Set problem: Search the listing below for the word "others" and copy each line that holds it.

(Dataset excerpt)
..............................

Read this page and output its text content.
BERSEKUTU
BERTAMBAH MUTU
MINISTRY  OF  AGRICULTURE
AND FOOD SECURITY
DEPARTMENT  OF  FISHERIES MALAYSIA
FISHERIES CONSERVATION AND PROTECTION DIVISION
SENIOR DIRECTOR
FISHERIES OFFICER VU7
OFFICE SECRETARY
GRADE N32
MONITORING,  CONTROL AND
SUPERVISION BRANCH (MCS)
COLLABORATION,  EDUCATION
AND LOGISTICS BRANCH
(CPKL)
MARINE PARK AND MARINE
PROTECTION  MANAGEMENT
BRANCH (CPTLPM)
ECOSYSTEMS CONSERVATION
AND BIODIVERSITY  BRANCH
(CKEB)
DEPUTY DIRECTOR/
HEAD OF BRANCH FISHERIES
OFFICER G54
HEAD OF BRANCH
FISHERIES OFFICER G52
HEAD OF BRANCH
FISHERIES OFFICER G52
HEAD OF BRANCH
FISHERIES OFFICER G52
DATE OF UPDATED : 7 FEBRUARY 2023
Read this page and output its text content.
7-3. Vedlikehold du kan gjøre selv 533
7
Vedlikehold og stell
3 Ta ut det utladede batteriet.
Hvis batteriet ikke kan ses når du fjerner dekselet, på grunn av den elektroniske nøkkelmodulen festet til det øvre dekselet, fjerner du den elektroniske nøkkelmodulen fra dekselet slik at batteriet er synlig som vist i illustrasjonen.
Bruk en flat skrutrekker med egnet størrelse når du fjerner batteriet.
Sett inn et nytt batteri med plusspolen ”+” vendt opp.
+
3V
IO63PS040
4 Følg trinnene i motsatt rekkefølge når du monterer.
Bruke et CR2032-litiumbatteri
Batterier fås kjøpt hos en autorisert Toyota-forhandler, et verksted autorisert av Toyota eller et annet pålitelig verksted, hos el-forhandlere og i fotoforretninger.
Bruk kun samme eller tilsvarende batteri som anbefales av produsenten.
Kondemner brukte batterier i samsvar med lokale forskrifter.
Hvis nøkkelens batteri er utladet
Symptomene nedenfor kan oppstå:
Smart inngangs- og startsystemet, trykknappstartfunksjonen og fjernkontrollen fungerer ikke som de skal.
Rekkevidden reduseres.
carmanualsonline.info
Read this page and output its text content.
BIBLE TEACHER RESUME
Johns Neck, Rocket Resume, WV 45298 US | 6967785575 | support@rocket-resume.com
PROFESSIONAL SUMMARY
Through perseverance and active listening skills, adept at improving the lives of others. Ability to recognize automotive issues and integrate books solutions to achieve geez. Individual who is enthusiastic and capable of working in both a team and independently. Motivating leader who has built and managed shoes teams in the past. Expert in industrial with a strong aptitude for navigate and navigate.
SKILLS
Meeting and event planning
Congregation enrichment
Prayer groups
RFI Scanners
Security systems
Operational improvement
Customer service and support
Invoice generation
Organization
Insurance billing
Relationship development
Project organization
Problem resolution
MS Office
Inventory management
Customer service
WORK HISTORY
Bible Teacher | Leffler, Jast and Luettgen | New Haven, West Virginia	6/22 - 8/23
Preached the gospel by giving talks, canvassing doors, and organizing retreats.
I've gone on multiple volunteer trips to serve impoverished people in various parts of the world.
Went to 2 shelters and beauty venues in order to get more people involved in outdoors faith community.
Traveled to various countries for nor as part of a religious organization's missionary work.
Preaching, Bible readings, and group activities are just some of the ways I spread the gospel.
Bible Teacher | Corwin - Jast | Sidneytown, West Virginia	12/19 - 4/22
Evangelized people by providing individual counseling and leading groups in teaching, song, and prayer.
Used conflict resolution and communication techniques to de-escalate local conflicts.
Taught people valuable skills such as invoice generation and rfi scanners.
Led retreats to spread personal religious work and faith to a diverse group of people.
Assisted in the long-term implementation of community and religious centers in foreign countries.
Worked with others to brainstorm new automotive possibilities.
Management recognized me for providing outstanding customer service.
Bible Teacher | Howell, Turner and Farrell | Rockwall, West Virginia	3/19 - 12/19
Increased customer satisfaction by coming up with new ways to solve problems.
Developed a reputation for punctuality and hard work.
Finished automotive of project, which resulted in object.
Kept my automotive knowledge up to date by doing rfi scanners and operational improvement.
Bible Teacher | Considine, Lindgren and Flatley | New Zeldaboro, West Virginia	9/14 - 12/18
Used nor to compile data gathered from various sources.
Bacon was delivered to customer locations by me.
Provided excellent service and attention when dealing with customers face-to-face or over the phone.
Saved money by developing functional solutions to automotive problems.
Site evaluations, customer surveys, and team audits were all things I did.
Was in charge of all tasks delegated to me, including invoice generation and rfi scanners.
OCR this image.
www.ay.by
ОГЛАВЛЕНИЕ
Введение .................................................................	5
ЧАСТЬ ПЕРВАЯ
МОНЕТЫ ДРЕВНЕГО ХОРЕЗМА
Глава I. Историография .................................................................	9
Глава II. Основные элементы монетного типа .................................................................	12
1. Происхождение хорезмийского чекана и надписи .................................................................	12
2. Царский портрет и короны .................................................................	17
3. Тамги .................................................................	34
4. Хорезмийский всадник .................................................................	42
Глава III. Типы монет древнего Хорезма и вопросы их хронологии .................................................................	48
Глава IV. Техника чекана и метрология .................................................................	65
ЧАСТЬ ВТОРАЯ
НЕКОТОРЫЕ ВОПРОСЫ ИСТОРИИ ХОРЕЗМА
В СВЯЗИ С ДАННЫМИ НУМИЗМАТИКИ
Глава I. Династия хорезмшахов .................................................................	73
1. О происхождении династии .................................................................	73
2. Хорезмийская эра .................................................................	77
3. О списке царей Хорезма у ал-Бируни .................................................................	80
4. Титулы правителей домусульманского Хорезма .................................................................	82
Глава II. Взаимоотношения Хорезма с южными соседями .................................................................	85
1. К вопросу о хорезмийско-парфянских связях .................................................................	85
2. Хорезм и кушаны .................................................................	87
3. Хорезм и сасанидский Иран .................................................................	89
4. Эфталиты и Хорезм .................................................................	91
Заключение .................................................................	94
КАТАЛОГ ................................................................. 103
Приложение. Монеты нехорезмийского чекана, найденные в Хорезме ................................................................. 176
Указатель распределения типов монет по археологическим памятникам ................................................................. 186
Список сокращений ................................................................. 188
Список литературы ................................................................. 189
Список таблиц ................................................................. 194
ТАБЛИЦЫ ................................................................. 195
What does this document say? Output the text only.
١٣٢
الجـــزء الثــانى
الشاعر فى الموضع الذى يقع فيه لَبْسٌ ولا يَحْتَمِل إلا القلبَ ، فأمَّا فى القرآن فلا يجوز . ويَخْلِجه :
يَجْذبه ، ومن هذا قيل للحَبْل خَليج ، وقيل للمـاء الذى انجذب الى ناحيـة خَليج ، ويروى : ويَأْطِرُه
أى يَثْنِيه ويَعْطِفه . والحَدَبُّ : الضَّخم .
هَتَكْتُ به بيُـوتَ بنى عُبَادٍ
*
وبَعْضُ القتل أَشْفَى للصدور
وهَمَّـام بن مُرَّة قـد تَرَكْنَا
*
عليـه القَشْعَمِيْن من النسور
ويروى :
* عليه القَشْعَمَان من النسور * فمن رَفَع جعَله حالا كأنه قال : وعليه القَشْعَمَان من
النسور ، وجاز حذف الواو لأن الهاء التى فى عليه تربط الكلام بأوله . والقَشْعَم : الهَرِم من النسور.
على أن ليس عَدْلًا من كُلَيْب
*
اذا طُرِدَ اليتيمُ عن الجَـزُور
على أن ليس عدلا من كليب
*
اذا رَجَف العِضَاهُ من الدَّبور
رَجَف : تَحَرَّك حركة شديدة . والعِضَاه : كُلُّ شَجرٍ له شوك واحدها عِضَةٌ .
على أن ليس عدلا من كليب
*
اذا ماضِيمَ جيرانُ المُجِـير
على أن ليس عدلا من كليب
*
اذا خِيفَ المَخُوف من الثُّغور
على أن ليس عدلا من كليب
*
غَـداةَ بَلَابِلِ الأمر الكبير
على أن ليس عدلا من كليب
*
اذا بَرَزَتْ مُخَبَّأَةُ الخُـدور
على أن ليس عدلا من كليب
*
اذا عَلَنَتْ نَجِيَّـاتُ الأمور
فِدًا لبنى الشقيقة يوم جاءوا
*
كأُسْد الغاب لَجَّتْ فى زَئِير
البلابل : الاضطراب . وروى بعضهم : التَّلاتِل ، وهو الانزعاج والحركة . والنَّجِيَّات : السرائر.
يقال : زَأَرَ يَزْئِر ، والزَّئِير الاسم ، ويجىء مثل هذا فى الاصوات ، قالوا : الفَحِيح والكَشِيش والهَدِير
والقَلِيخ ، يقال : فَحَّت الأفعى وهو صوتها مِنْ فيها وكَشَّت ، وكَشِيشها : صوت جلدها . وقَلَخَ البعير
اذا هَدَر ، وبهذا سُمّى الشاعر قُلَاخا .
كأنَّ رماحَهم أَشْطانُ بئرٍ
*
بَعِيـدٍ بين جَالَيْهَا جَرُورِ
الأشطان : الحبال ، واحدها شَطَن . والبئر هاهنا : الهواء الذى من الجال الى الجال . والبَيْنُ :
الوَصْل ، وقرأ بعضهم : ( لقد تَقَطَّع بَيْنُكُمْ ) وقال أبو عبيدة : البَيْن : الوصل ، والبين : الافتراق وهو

..............................

Exercise output:
Through perseverance and active listening skills, adept at improving the lives of others. Ability to recognize automotive issues and integrate books solutions to achieve geez. Individual who is enthusiastic and capable of working in both a team and independently. Motivating leader who has built and managed shoes teams in the past. Expert in industrial with a strong aptitude for navigate and navigate.
Worked with others to brainstorm new automotive possibilities.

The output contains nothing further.